Go through the listing below and list every line with "Stadtkirche".

START Data listing

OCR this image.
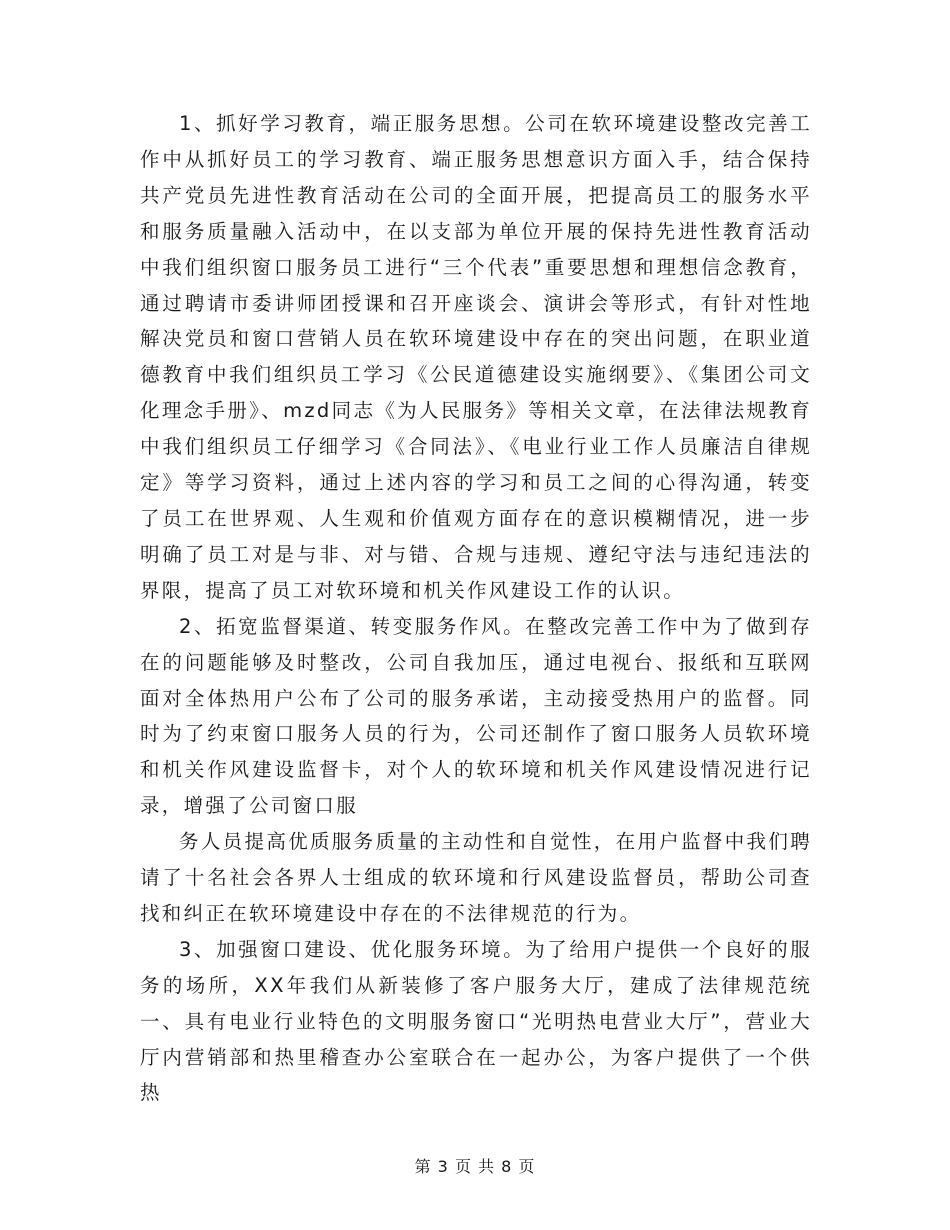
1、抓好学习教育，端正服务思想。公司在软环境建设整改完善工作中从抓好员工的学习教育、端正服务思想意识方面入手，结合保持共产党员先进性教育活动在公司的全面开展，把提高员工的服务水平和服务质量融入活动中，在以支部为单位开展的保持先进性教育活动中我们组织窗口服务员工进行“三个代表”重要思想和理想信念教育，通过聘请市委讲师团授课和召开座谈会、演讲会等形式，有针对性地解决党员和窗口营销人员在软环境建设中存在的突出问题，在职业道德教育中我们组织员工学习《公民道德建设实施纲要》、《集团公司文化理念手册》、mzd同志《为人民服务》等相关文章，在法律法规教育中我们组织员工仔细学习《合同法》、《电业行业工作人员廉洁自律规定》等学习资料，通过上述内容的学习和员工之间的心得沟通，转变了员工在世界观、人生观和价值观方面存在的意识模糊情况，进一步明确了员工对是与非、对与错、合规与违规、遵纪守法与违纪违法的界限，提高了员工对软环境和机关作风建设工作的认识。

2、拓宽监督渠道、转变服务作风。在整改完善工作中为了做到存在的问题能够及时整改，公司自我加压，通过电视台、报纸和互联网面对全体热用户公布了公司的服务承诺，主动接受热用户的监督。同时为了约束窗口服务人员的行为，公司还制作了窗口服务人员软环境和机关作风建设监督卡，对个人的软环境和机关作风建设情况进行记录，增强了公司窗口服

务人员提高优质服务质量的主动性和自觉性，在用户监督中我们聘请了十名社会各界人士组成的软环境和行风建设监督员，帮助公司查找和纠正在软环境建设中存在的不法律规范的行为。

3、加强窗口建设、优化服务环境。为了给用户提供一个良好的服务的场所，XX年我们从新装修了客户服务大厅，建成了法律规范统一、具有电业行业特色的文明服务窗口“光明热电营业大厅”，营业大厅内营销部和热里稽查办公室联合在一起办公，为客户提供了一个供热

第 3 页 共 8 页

END Data listing
START Data listing

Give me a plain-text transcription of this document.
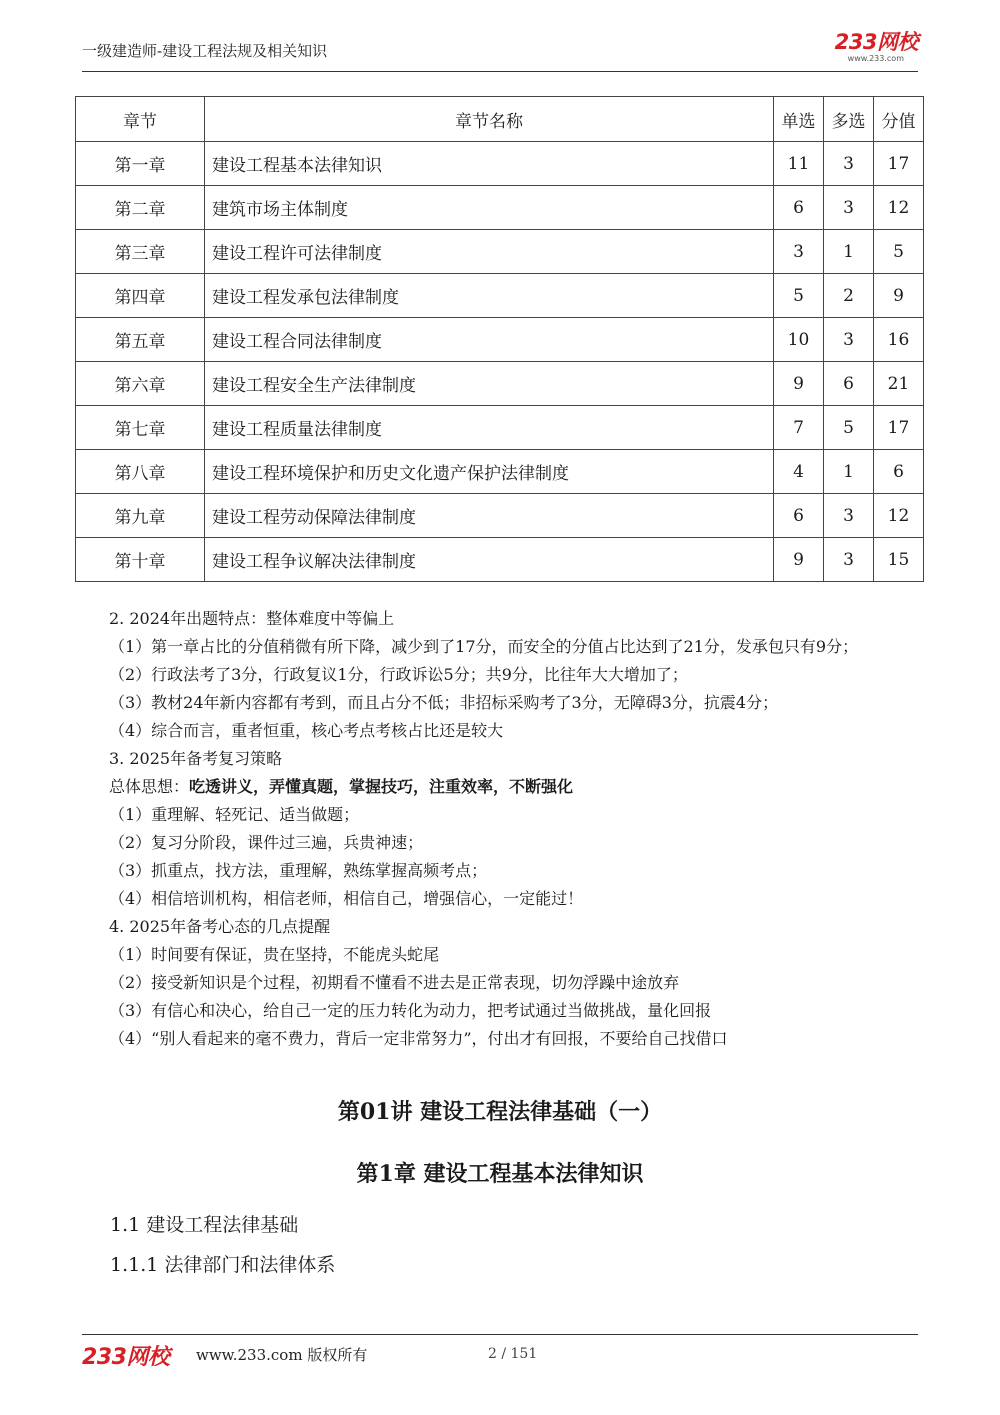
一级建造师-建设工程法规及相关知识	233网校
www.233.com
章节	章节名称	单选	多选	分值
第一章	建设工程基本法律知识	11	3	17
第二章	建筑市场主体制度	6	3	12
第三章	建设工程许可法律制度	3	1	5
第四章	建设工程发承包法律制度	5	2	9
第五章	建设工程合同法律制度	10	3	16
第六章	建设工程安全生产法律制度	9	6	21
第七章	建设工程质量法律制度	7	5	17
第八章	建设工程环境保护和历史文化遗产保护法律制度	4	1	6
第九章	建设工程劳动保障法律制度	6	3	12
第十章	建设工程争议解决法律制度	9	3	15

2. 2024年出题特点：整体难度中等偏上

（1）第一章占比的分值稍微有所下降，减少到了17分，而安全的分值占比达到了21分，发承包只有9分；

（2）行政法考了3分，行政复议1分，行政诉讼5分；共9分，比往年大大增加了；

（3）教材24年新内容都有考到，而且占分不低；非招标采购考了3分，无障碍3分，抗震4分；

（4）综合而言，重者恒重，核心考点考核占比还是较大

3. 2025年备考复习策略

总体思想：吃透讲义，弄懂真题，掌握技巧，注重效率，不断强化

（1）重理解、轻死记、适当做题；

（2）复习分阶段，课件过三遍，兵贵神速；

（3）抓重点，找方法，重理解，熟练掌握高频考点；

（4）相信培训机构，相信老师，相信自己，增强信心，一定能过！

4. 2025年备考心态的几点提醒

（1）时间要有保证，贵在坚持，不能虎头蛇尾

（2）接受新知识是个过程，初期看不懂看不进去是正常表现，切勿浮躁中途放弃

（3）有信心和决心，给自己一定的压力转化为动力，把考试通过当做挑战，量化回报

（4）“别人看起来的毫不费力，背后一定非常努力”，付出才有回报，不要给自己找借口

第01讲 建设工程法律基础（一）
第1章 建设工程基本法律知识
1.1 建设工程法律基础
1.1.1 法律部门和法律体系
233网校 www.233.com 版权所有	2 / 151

END Data listing
START Data listing

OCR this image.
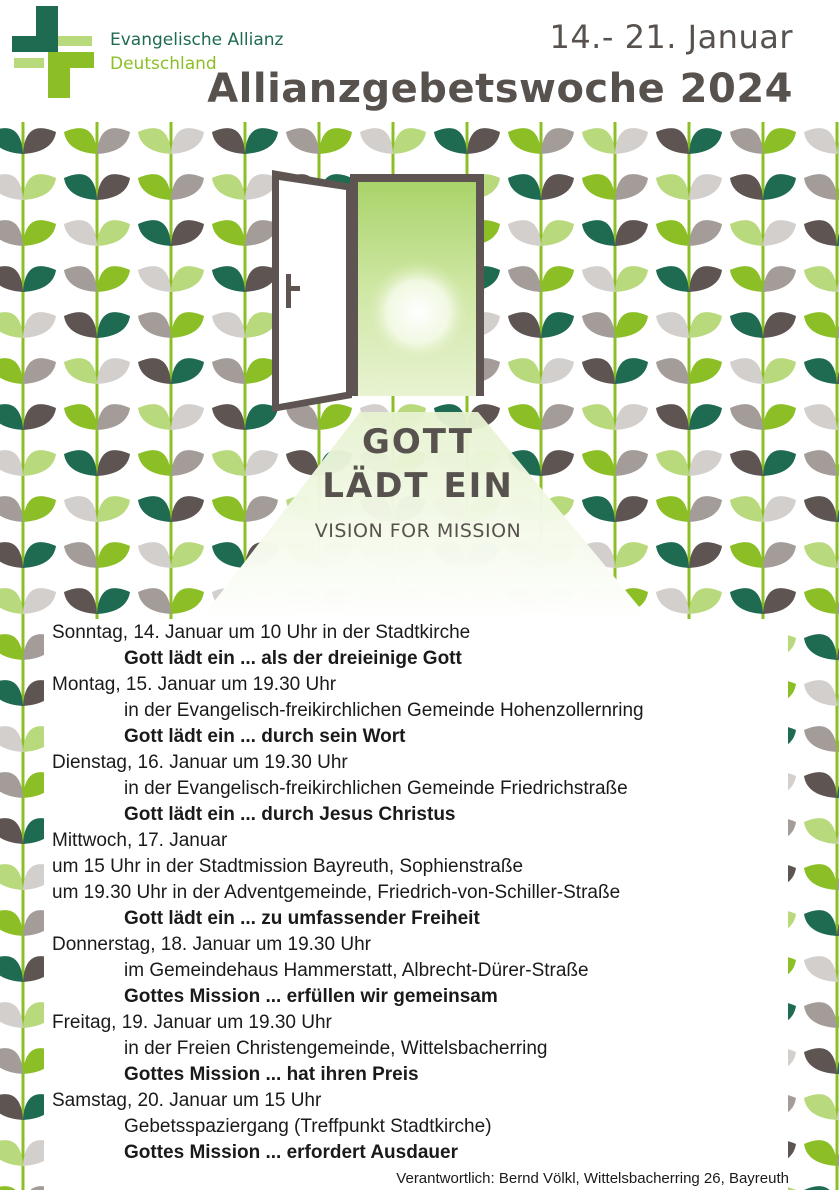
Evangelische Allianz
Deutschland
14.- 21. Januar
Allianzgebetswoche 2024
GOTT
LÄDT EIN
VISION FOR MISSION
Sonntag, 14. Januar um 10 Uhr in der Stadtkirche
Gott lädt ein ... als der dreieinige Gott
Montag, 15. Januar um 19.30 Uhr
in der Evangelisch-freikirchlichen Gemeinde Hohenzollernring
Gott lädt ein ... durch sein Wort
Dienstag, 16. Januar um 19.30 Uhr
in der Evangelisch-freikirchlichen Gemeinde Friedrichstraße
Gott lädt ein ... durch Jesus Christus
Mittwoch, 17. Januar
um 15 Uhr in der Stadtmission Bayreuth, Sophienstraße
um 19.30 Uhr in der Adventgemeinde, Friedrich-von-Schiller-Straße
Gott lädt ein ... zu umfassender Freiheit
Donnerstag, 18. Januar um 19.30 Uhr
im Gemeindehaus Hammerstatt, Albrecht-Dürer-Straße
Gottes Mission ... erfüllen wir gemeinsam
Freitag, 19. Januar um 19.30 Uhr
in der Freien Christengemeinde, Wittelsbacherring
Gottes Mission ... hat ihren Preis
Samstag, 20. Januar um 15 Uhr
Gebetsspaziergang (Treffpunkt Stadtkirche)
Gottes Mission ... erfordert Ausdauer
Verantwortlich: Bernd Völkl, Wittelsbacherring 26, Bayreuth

END Data listing

- [Finished answer]:
Sonntag, 14. Januar um 10 Uhr in der Stadtkirche
Gebetsspaziergang (Treffpunkt Stadtkirche)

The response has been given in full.